**Short problem**
Without altering anything, repeat each of the records.

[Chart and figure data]
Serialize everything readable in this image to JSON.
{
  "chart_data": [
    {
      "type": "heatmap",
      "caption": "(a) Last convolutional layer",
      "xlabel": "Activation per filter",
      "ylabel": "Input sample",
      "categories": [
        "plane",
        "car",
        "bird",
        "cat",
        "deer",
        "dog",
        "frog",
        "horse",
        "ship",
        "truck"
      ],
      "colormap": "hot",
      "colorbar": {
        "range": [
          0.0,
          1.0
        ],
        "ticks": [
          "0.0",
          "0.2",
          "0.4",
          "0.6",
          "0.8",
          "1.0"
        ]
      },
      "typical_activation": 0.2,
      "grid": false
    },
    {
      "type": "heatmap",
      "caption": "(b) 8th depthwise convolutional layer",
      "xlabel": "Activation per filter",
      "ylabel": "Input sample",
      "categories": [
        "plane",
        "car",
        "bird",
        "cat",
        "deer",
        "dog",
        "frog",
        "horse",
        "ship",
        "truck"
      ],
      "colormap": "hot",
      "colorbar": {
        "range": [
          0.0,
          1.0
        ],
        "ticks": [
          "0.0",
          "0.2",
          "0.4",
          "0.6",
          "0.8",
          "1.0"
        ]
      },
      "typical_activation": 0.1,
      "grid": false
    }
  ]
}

**Solution for this problem**
Serialize everything readable in this image to JSON.
{
  "chart_data": [
    {
      "type": "heatmap",
      "caption": "(a) Last convolutional layer",
      "xlabel": "Activation per filter",
      "ylabel": "Input sample",
      "categories": [
        "plane",
        "car",
        "bird",
        "cat",
        "deer",
        "dog",
        "frog",
        "horse",
        "ship",
        "truck"
      ],
      "colormap": "hot",
      "colorbar": {
        "range": [
          0.0,
          1.0
        ],
        "ticks": [
          "0.0",
          "0.2",
          "0.4",
          "0.6",
          "0.8",
          "1.0"
        ]
      },
      "typical_activation": 0.2,
      "grid": false
    },
    {
      "type": "heatmap",
      "caption": "(b) 8th depthwise convolutional layer",
      "xlabel": "Activation per filter",
      "ylabel": "Input sample",
      "categories": [
        "plane",
        "car",
        "bird",
        "cat",
        "deer",
        "dog",
        "frog",
        "horse",
        "ship",
        "truck"
      ],
      "colormap": "hot",
      "colorbar": {
        "range": [
          0.0,
          1.0
        ],
        "ticks": [
          "0.0",
          "0.2",
          "0.4",
          "0.6",
          "0.8",
          "1.0"
        ]
      },
      "typical_activation": 0.1,
      "grid": false
    }
  ]
}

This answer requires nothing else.